--- ENTRIES SHOWN ---

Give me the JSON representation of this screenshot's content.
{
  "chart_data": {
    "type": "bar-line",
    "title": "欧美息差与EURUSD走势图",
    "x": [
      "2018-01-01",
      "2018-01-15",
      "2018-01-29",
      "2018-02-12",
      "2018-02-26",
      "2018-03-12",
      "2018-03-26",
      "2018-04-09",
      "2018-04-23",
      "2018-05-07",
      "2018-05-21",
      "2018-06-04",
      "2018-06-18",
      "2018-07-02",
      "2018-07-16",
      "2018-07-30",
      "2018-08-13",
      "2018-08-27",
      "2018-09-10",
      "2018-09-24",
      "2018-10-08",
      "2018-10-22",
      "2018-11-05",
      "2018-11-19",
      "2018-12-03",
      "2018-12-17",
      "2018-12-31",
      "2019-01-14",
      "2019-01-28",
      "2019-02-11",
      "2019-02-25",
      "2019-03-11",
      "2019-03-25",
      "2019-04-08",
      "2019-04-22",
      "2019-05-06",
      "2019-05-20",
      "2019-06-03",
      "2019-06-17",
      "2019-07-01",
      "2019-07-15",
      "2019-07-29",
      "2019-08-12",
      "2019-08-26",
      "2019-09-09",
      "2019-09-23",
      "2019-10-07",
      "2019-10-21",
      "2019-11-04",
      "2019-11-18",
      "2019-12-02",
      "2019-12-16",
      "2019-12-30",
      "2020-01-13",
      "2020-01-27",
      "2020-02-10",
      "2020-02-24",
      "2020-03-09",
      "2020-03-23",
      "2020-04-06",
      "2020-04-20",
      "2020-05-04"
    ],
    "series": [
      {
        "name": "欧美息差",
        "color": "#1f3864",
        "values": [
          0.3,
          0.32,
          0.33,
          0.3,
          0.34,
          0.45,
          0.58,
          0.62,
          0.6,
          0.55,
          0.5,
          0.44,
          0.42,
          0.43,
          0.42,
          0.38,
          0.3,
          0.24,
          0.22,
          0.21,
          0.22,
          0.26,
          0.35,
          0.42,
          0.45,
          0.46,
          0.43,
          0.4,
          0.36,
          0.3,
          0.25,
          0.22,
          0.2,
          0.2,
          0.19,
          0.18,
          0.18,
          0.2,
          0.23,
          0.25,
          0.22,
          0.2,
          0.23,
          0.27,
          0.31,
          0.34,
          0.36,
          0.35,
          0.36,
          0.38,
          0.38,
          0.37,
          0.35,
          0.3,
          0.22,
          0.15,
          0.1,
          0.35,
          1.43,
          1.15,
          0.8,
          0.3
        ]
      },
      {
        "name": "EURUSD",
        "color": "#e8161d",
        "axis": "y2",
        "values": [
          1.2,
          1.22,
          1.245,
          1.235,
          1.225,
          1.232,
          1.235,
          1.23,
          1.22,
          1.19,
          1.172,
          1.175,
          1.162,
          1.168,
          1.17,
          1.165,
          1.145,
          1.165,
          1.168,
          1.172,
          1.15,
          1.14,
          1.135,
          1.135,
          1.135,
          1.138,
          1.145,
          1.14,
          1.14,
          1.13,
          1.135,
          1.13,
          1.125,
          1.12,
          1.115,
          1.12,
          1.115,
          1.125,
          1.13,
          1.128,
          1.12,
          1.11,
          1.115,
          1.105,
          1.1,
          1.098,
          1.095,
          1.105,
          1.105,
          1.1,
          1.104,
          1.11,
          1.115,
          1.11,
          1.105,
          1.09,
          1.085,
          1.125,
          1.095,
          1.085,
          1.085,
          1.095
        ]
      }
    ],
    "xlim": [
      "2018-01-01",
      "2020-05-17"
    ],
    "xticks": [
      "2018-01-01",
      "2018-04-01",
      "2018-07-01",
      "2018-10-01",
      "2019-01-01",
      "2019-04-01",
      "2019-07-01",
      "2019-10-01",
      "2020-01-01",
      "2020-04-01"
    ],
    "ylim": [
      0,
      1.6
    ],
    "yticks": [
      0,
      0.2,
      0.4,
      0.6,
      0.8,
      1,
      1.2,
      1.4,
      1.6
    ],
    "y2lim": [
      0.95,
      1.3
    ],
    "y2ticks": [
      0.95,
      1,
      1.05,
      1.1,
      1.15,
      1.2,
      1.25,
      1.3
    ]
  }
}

---

## [WHAT IS BEING ASKED]
Give the data again, exactly as it stands.

## [ANSWER FOR THE TASK]
Give me the JSON representation of this screenshot's content.
{
  "chart_data": {
    "type": "bar-line",
    "title": "欧美息差与EURUSD走势图",
    "x": [
      "2018-01-01",
      "2018-01-15",
      "2018-01-29",
      "2018-02-12",
      "2018-02-26",
      "2018-03-12",
      "2018-03-26",
      "2018-04-09",
      "2018-04-23",
      "2018-05-07",
      "2018-05-21",
      "2018-06-04",
      "2018-06-18",
      "2018-07-02",
      "2018-07-16",
      "2018-07-30",
      "2018-08-13",
      "2018-08-27",
      "2018-09-10",
      "2018-09-24",
      "2018-10-08",
      "2018-10-22",
      "2018-11-05",
      "2018-11-19",
      "2018-12-03",
      "2018-12-17",
      "2018-12-31",
      "2019-01-14",
      "2019-01-28",
      "2019-02-11",
      "2019-02-25",
      "2019-03-11",
      "2019-03-25",
      "2019-04-08",
      "2019-04-22",
      "2019-05-06",
      "2019-05-20",
      "2019-06-03",
      "2019-06-17",
      "2019-07-01",
      "2019-07-15",
      "2019-07-29",
      "2019-08-12",
      "2019-08-26",
      "2019-09-09",
      "2019-09-23",
      "2019-10-07",
      "2019-10-21",
      "2019-11-04",
      "2019-11-18",
      "2019-12-02",
      "2019-12-16",
      "2019-12-30",
      "2020-01-13",
      "2020-01-27",
      "2020-02-10",
      "2020-02-24",
      "2020-03-09",
      "2020-03-23",
      "2020-04-06",
      "2020-04-20",
      "2020-05-04"
    ],
    "series": [
      {
        "name": "欧美息差",
        "color": "#1f3864",
        "values": [
          0.3,
          0.32,
          0.33,
          0.3,
          0.34,
          0.45,
          0.58,
          0.62,
          0.6,
          0.55,
          0.5,
          0.44,
          0.42,
          0.43,
          0.42,
          0.38,
          0.3,
          0.24,
          0.22,
          0.21,
          0.22,
          0.26,
          0.35,
          0.42,
          0.45,
          0.46,
          0.43,
          0.4,
          0.36,
          0.3,
          0.25,
          0.22,
          0.2,
          0.2,
          0.19,
          0.18,
          0.18,
          0.2,
          0.23,
          0.25,
          0.22,
          0.2,
          0.23,
          0.27,
          0.31,
          0.34,
          0.36,
          0.35,
          0.36,
          0.38,
          0.38,
          0.37,
          0.35,
          0.3,
          0.22,
          0.15,
          0.1,
          0.35,
          1.43,
          1.15,
          0.8,
          0.3
        ]
      },
      {
        "name": "EURUSD",
        "color": "#e8161d",
        "axis": "y2",
        "values": [
          1.2,
          1.22,
          1.245,
          1.235,
          1.225,
          1.232,
          1.235,
          1.23,
          1.22,
          1.19,
          1.172,
          1.175,
          1.162,
          1.168,
          1.17,
          1.165,
          1.145,
          1.165,
          1.168,
          1.172,
          1.15,
          1.14,
          1.135,
          1.135,
          1.135,
          1.138,
          1.145,
          1.14,
          1.14,
          1.13,
          1.135,
          1.13,
          1.125,
          1.12,
          1.115,
          1.12,
          1.115,
          1.125,
          1.13,
          1.128,
          1.12,
          1.11,
          1.115,
          1.105,
          1.1,
          1.098,
          1.095,
          1.105,
          1.105,
          1.1,
          1.104,
          1.11,
          1.115,
          1.11,
          1.105,
          1.09,
          1.085,
          1.125,
          1.095,
          1.085,
          1.085,
          1.095
        ]
      }
    ],
    "xlim": [
      "2018-01-01",
      "2020-05-17"
    ],
    "xticks": [
      "2018-01-01",
      "2018-04-01",
      "2018-07-01",
      "2018-10-01",
      "2019-01-01",
      "2019-04-01",
      "2019-07-01",
      "2019-10-01",
      "2020-01-01",
      "2020-04-01"
    ],
    "ylim": [
      0,
      1.6
    ],
    "yticks": [
      0,
      0.2,
      0.4,
      0.6,
      0.8,
      1,
      1.2,
      1.4,
      1.6
    ],
    "y2lim": [
      0.95,
      1.3
    ],
    "y2ticks": [
      0.95,
      1,
      1.05,
      1.1,
      1.15,
      1.2,
      1.25,
      1.3
    ]
  }
}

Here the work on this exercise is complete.